● Goal of the exercise
Which lines below hold the word "무시한다"? Report each one.

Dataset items
┌──

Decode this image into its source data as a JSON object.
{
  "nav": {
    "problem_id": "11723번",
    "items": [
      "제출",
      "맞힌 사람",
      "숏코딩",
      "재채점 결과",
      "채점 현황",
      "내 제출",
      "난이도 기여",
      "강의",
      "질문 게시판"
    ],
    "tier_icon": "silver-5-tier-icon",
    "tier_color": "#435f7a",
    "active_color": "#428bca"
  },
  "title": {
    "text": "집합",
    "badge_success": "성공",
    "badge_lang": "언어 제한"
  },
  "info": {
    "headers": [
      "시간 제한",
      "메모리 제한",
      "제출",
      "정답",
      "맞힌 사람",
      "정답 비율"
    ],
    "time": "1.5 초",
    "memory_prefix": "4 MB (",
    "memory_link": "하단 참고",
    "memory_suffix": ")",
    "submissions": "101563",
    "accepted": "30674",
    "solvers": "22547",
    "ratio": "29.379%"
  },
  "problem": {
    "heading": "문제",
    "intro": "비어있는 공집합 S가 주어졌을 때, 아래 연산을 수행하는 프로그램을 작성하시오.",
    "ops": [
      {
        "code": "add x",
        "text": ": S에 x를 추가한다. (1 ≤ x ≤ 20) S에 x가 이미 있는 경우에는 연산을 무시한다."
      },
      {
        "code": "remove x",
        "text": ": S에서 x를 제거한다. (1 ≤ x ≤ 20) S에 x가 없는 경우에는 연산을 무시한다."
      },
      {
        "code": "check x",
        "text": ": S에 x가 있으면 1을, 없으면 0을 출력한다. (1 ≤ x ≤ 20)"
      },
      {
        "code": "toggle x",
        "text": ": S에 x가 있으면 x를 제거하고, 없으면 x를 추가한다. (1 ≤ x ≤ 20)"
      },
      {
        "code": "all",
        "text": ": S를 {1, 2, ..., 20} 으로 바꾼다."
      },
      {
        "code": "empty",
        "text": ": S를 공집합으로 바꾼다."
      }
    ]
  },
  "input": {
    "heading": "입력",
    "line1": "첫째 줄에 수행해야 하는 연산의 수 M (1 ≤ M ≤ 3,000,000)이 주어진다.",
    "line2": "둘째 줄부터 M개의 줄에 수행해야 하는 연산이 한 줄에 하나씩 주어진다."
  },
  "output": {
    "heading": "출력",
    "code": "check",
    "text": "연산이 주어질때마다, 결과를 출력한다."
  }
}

└──
┌──

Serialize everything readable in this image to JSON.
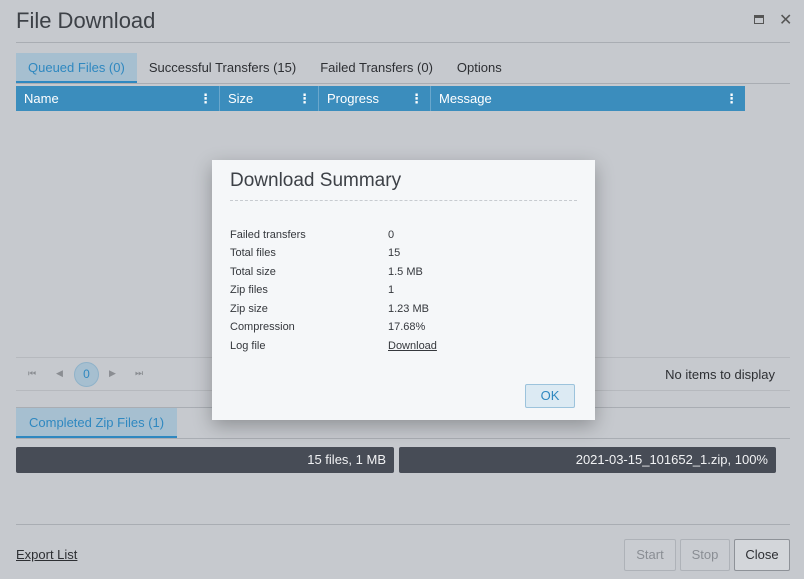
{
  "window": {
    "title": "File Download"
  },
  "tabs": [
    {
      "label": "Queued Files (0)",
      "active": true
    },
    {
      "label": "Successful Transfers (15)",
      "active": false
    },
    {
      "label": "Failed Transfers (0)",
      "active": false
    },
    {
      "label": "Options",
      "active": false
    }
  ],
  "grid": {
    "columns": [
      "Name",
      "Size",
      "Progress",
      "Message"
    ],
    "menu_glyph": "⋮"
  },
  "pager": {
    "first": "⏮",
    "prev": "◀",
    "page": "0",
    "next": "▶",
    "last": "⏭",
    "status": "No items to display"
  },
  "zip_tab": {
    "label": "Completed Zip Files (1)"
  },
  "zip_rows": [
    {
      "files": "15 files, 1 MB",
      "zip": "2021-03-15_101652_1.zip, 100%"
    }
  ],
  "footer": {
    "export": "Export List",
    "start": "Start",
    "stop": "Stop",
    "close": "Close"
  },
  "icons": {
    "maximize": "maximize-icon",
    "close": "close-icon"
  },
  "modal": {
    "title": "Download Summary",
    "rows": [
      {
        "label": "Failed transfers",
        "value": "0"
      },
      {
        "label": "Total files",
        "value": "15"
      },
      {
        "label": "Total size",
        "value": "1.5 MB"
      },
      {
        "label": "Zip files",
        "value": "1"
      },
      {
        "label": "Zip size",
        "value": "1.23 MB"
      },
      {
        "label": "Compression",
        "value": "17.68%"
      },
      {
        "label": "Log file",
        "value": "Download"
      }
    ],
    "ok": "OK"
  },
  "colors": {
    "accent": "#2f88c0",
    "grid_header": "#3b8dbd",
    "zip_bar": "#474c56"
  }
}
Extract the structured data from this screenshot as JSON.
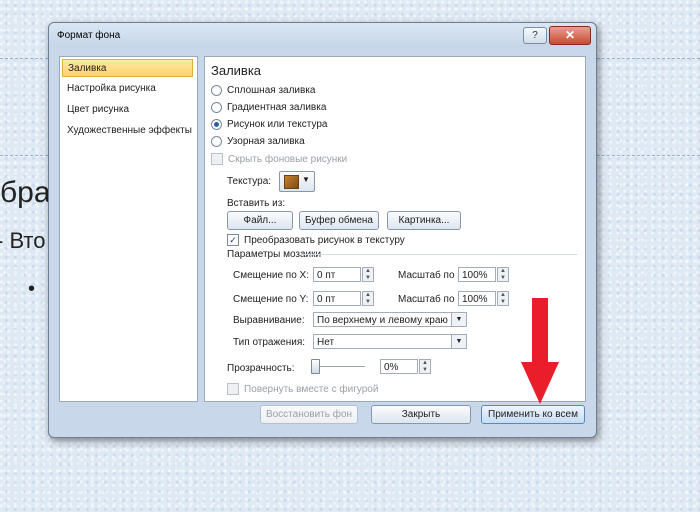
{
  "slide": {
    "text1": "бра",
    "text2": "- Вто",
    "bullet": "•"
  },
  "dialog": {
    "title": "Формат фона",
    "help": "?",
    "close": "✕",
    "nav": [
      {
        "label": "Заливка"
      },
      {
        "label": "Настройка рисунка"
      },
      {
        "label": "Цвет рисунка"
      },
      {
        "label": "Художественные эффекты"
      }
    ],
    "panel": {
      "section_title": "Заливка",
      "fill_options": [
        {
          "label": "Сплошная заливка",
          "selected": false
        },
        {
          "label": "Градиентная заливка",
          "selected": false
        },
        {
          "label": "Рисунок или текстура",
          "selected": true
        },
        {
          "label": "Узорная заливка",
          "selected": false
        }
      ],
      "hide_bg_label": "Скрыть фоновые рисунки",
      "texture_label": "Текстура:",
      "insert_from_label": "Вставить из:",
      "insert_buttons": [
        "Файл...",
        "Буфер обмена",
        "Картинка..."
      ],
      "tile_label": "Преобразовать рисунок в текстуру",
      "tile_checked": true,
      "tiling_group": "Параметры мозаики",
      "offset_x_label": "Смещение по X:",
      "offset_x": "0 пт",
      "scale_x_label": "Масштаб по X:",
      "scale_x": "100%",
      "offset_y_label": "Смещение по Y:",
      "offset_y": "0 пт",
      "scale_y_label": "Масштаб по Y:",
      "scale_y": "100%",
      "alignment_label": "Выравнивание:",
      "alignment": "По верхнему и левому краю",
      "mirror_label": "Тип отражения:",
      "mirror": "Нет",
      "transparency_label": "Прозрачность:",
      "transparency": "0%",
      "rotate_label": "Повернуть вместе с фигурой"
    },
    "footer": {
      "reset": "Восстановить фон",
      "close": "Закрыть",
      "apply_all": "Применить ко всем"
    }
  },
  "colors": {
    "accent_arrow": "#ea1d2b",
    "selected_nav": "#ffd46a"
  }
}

└──
┌──

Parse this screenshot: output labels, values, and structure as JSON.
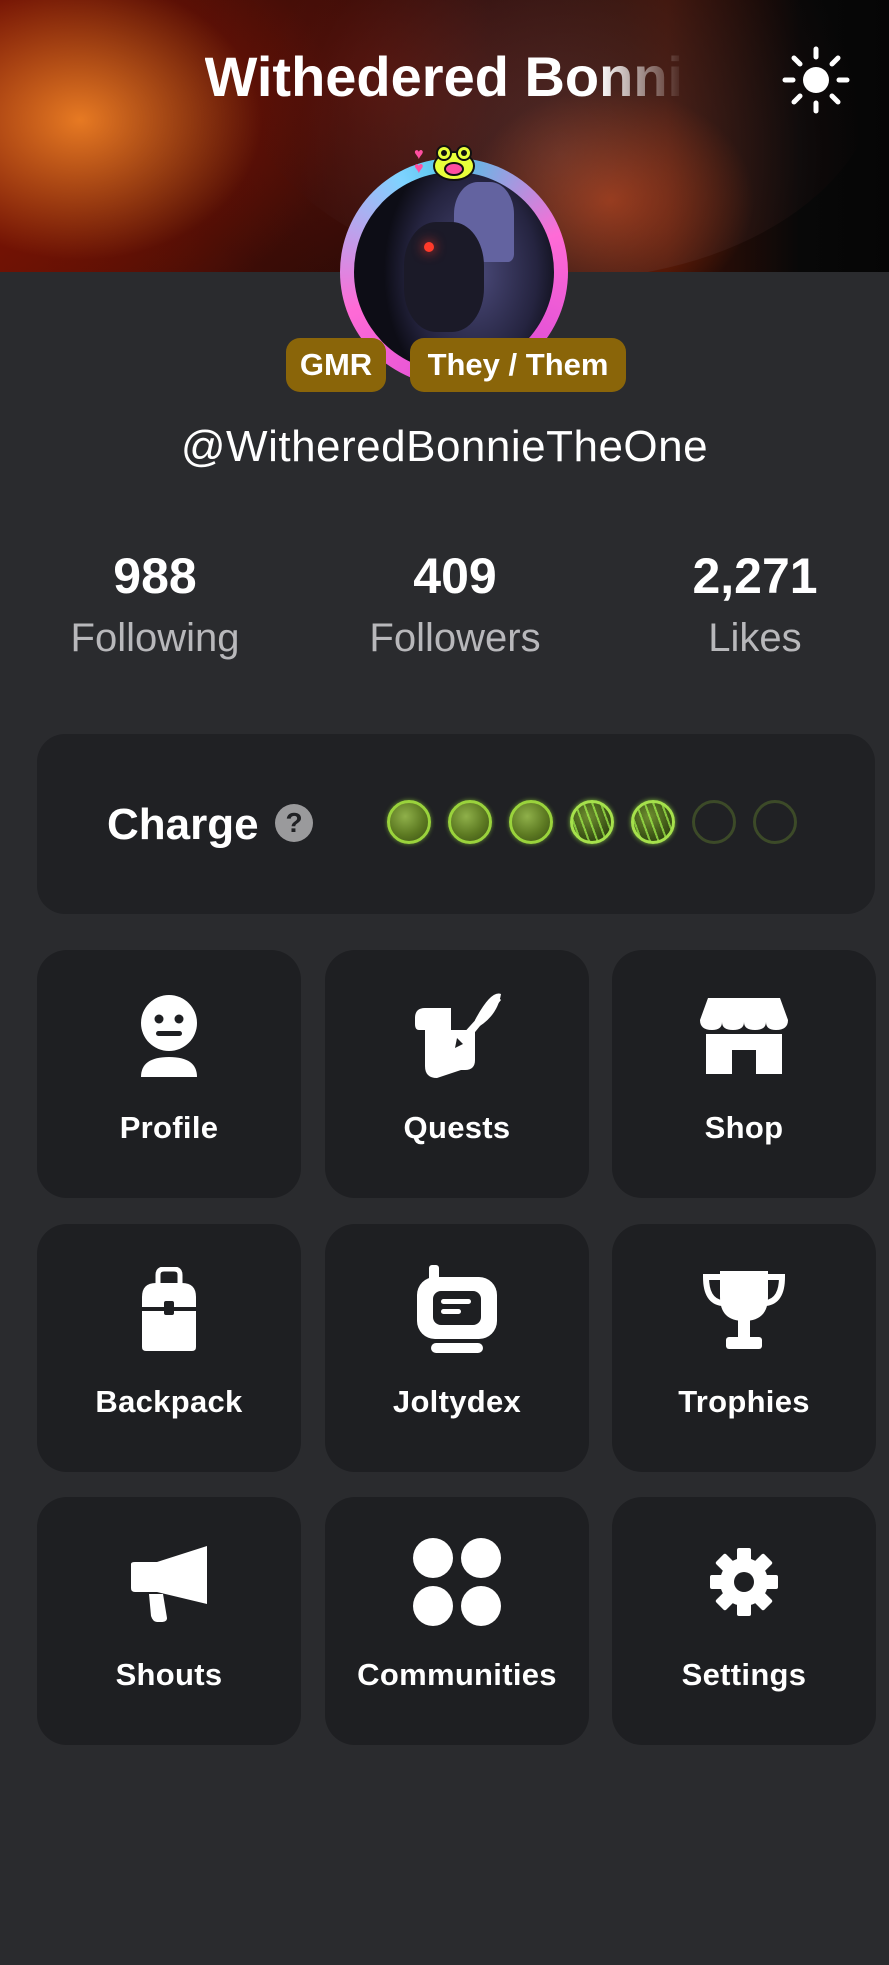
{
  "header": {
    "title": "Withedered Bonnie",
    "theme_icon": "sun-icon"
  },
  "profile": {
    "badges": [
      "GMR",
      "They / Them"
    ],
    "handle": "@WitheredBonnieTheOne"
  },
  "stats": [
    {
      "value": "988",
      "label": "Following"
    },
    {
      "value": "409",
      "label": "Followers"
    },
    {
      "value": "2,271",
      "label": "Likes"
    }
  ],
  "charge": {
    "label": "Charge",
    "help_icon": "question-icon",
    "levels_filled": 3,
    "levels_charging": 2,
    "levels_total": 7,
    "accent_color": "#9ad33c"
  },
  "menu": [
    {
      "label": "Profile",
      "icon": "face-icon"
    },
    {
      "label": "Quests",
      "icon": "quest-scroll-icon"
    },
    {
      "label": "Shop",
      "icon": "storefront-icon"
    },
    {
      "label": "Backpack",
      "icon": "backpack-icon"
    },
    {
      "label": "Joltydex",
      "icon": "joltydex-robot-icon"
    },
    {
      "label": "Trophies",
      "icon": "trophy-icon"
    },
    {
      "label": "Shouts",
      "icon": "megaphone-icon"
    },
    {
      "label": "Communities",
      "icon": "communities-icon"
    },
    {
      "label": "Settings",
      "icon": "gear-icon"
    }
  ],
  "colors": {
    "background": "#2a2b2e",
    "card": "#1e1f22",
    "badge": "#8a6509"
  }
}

└──

● Exercise result
        "text": ": S에 x를 추가한다. (1 ≤ x ≤ 20) S에 x가 이미 있는 경우에는 연산을 무시한다."
        "text": ": S에서 x를 제거한다. (1 ≤ x ≤ 20) S에 x가 없는 경우에는 연산을 무시한다."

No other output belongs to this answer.